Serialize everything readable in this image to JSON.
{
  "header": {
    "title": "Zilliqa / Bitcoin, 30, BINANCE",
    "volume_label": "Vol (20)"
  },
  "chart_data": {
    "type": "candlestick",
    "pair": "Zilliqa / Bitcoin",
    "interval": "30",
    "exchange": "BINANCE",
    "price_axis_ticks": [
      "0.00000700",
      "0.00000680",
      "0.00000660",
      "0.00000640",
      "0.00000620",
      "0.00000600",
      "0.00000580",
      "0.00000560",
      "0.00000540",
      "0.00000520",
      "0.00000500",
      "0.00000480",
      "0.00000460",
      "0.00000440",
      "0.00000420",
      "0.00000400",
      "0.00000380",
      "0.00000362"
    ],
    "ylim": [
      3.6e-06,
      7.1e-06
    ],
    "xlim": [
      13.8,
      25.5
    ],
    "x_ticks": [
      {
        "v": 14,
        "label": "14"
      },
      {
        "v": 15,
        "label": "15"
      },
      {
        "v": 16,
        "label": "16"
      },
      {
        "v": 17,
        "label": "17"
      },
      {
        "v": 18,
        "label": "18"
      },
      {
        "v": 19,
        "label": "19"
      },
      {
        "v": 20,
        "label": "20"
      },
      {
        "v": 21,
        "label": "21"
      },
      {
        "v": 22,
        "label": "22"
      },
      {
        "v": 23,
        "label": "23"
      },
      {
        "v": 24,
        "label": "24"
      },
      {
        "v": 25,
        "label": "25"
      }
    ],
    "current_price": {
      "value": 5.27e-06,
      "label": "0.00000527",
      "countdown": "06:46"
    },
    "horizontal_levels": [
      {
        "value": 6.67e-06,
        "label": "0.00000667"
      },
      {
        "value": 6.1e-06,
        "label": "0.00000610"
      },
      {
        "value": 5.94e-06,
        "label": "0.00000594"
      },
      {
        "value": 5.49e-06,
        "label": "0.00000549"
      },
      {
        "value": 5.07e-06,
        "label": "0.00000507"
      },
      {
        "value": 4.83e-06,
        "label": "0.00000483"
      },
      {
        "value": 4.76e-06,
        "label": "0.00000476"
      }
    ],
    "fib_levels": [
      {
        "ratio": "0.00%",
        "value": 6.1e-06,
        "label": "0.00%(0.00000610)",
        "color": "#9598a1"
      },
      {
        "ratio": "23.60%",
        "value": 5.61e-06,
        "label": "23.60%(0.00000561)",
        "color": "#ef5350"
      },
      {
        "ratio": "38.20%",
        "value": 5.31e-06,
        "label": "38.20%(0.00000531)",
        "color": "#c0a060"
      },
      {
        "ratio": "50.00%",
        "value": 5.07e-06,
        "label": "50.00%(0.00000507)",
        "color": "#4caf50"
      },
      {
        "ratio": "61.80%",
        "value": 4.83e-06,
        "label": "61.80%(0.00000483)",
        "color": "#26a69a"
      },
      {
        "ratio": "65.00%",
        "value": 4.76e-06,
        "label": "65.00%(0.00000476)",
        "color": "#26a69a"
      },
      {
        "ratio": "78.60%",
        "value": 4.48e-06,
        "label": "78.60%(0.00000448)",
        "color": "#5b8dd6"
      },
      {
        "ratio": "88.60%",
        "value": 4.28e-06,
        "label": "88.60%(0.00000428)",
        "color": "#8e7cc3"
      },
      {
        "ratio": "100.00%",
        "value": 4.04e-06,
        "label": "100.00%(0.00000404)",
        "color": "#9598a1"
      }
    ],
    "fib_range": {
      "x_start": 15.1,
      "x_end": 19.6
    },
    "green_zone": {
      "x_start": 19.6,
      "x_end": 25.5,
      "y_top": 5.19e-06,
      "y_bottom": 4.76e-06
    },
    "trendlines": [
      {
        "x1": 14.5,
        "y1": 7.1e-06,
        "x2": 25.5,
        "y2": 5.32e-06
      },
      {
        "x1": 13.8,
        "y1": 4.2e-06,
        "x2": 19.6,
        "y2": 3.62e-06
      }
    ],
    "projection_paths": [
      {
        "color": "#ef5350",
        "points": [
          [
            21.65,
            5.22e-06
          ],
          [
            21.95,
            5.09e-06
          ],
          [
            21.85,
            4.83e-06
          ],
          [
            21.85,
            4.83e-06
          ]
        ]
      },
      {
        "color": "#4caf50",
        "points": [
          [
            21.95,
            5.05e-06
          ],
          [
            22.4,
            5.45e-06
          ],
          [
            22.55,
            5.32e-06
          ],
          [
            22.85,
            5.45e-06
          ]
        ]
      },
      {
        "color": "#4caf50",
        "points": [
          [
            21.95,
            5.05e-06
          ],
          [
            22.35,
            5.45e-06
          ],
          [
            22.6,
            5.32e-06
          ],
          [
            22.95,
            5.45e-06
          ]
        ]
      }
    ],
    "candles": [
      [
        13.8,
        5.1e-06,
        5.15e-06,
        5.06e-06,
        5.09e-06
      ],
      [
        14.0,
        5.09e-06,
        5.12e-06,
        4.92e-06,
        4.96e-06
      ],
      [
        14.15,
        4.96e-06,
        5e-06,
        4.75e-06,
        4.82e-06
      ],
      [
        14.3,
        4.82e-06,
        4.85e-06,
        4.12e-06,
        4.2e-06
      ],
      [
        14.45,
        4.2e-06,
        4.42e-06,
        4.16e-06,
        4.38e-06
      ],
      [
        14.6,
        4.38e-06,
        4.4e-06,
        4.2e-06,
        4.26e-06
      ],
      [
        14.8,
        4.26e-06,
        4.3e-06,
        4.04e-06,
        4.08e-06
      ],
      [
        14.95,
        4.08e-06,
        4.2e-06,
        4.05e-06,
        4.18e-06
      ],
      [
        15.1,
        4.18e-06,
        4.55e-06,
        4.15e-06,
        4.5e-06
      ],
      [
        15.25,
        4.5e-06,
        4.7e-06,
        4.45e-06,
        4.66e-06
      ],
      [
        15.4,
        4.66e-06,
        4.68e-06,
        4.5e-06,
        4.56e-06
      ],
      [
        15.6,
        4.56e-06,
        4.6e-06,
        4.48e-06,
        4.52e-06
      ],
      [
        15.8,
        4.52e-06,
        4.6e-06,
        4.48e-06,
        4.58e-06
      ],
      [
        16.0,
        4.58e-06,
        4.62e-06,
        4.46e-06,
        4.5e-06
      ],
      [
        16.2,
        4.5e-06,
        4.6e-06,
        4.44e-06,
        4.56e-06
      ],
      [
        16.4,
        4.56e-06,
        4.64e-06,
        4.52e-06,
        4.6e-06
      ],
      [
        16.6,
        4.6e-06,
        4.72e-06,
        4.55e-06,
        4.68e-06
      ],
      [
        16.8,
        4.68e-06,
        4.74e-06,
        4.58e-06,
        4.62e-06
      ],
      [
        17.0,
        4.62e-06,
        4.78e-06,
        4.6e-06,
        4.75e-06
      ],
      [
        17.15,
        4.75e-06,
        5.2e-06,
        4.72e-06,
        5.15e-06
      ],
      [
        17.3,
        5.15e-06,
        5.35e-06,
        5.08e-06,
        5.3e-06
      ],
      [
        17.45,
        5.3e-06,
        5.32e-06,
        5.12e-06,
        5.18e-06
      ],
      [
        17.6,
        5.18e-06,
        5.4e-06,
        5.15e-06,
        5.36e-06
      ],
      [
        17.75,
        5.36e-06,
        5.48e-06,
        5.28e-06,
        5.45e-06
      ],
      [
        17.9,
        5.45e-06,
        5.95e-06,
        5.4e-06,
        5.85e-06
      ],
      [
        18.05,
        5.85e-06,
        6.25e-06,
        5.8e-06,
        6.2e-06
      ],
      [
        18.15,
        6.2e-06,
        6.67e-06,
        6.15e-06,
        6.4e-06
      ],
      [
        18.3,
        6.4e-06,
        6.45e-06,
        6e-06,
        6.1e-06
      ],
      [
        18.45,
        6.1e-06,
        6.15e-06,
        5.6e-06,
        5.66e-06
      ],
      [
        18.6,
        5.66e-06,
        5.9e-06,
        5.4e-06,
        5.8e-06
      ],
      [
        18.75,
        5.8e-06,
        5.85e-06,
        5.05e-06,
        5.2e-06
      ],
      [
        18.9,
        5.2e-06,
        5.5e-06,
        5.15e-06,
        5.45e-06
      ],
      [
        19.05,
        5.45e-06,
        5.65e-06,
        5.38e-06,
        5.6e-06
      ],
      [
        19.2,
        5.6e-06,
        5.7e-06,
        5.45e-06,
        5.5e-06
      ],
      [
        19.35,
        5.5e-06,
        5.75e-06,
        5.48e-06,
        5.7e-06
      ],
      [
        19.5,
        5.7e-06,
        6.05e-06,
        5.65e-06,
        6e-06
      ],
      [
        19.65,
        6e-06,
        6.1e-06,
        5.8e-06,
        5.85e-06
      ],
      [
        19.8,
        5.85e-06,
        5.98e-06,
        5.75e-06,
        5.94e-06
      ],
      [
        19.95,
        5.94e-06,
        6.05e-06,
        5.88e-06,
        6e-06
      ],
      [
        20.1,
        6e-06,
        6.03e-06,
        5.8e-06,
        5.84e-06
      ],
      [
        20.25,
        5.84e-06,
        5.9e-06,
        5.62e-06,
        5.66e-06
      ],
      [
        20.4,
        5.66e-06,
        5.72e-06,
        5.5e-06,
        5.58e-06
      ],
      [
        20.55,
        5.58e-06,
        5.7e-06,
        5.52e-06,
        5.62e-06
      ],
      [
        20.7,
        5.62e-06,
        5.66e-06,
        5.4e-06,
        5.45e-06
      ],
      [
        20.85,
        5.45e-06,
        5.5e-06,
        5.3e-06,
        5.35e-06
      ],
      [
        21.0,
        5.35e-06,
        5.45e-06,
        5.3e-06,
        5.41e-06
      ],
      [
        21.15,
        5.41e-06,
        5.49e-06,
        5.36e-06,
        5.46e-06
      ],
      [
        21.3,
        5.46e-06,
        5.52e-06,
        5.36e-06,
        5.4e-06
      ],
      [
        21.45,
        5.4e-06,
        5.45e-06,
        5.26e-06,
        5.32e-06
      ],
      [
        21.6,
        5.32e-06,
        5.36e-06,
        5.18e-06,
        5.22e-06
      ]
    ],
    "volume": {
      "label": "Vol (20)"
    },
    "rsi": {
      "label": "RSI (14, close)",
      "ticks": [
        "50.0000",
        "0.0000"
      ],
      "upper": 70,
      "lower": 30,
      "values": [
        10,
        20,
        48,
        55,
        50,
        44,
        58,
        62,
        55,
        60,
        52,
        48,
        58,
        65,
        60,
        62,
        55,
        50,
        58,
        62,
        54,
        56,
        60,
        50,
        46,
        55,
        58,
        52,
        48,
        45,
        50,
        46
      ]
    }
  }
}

_EXERCISE REQUIREMENTS:_ Gather all lines from the records above in which "Bitcoin" appears.

_TASK RESULT:_
    "title": "Zilliqa / Bitcoin, 30, BINANCE",
    "pair": "Zilliqa / Bitcoin",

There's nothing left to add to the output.